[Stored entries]
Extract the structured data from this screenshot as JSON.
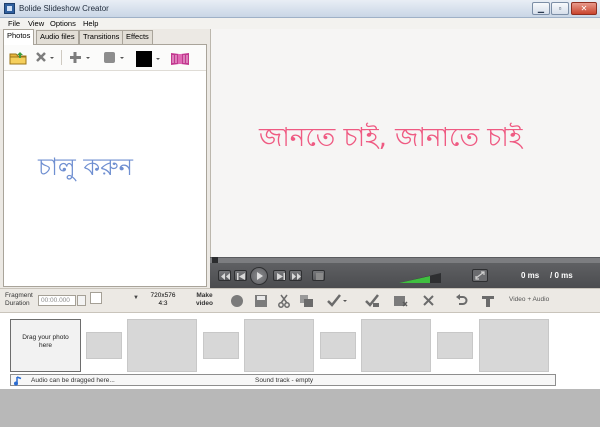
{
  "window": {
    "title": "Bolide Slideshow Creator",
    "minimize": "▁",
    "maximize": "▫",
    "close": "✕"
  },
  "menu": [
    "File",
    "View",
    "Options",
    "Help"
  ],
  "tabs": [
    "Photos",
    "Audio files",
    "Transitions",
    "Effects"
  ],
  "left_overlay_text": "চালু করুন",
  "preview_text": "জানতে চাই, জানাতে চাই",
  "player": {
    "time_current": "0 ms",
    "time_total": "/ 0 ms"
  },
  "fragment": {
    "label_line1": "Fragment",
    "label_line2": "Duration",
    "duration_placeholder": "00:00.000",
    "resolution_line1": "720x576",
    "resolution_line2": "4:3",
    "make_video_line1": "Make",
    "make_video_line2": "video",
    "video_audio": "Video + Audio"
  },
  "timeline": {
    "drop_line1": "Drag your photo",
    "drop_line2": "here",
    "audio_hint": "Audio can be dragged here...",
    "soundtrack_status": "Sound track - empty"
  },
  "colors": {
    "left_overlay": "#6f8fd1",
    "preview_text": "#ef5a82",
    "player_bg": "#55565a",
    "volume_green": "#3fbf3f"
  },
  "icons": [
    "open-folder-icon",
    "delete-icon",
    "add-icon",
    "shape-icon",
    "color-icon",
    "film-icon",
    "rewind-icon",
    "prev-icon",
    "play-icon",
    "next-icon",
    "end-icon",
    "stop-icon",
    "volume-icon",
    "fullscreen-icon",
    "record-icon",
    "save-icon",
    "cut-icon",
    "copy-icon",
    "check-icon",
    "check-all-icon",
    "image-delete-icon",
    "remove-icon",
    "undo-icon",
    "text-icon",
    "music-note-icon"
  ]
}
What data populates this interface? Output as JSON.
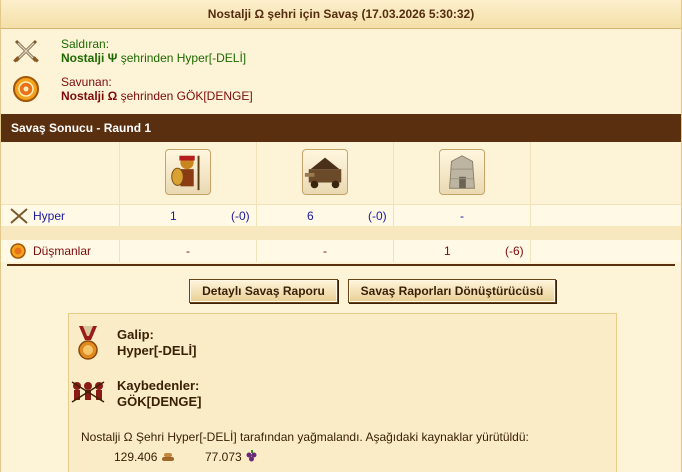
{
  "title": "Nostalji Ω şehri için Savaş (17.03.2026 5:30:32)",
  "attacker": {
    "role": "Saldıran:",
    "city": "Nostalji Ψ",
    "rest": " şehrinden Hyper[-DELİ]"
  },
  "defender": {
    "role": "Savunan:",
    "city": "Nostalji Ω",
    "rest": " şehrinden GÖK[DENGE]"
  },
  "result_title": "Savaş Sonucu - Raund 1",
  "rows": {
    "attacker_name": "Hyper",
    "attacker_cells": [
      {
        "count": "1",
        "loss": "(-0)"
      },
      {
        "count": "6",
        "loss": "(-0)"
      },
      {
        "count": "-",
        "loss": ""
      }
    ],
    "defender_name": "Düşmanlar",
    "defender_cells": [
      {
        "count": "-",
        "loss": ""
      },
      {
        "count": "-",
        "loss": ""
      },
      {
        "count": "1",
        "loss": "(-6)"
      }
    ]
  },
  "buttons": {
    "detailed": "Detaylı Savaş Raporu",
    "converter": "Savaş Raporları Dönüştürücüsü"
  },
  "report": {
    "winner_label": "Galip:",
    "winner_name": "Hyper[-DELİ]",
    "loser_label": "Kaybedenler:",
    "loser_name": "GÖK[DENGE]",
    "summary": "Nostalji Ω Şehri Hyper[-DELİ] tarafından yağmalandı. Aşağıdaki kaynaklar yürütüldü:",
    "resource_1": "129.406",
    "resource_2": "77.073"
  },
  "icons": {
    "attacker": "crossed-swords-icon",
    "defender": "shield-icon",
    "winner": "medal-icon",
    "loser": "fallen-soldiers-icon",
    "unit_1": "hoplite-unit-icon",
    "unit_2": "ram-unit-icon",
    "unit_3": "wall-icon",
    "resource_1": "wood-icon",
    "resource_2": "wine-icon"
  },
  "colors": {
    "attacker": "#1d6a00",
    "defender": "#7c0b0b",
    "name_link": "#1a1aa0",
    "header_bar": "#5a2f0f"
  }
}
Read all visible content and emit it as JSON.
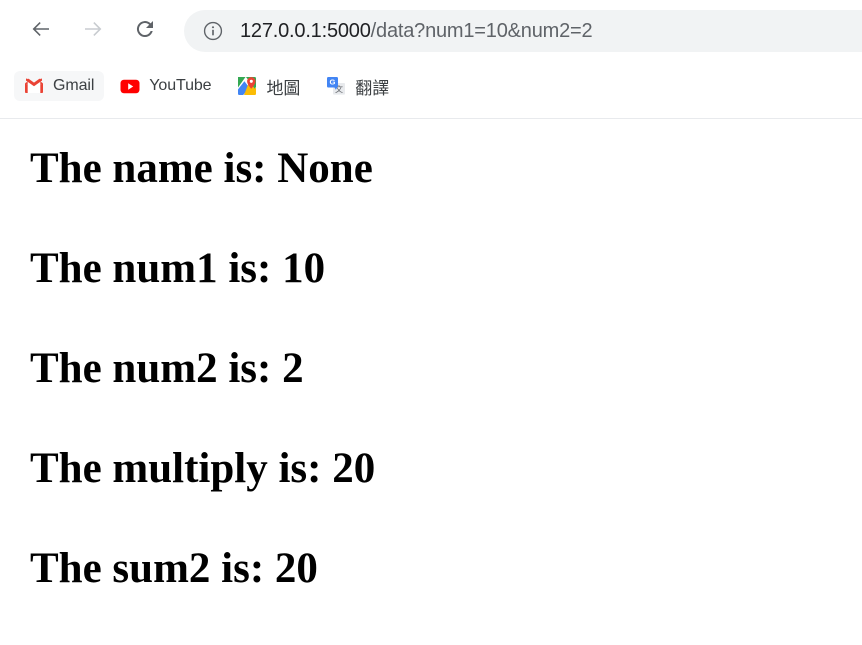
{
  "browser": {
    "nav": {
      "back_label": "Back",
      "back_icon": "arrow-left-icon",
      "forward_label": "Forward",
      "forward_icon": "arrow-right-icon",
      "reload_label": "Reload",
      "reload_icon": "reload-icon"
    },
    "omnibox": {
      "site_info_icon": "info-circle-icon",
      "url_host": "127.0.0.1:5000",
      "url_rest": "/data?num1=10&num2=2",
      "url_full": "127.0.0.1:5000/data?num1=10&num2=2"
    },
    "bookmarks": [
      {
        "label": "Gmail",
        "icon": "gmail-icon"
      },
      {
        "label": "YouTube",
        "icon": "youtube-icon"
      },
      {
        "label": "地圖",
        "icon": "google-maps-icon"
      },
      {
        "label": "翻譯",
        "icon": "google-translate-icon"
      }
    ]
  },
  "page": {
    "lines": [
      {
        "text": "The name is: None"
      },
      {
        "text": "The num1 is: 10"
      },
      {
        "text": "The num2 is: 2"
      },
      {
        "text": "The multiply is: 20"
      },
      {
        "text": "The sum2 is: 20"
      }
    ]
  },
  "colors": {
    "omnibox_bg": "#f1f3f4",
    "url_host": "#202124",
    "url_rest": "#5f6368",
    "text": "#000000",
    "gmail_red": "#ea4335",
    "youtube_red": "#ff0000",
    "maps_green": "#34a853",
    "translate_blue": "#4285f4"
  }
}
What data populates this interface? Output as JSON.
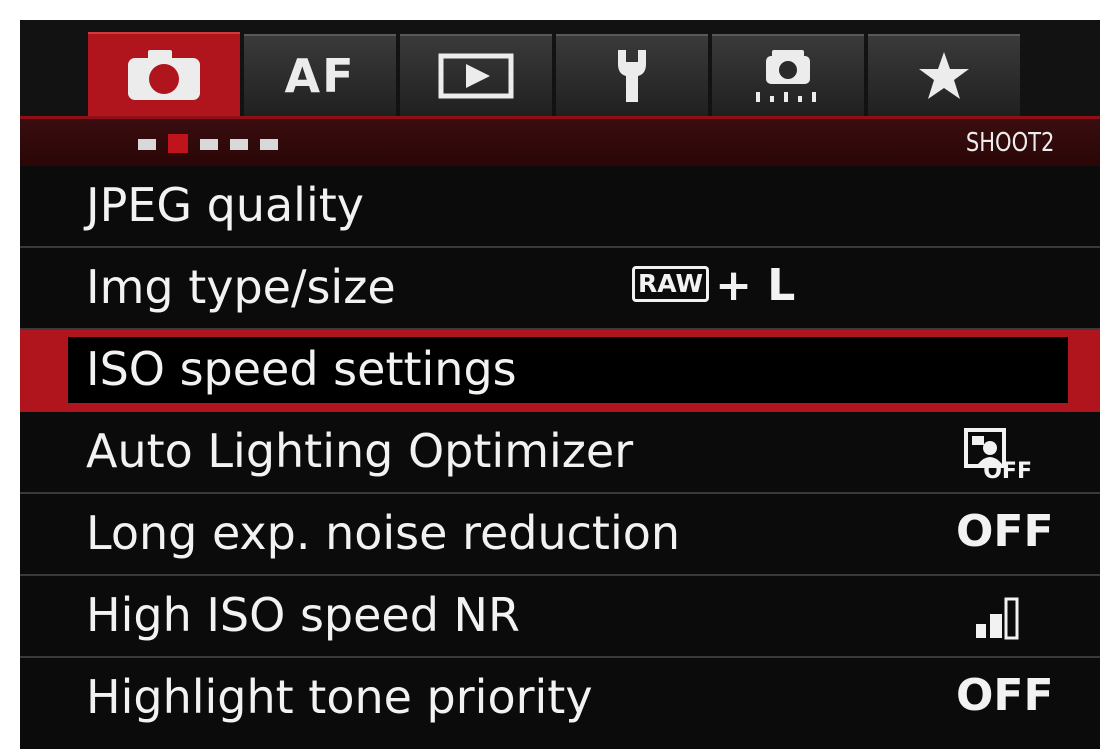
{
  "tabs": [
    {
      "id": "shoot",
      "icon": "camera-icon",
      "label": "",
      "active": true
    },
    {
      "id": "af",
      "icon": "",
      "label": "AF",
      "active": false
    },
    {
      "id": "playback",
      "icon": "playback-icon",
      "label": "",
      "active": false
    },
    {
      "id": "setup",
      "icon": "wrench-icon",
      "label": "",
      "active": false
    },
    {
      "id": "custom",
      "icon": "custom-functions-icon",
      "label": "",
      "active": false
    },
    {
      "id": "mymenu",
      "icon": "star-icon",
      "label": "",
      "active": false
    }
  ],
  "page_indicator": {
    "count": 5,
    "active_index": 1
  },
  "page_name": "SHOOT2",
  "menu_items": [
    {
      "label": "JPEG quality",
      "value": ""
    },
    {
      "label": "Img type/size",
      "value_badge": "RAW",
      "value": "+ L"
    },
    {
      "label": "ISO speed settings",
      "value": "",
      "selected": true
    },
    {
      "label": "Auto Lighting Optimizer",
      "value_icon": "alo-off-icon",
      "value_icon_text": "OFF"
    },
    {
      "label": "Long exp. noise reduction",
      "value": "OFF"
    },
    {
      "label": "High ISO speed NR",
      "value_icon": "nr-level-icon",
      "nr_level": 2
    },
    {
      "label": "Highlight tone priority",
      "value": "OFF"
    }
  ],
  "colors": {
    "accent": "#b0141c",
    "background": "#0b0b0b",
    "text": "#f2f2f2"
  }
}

**Exercise prompt**: Look through the data and show every line containing "Audio".

**Result below**:
    "Audio files",
    "video_audio": "Video + Audio"
    "audio_hint": "Audio can be dragged here...",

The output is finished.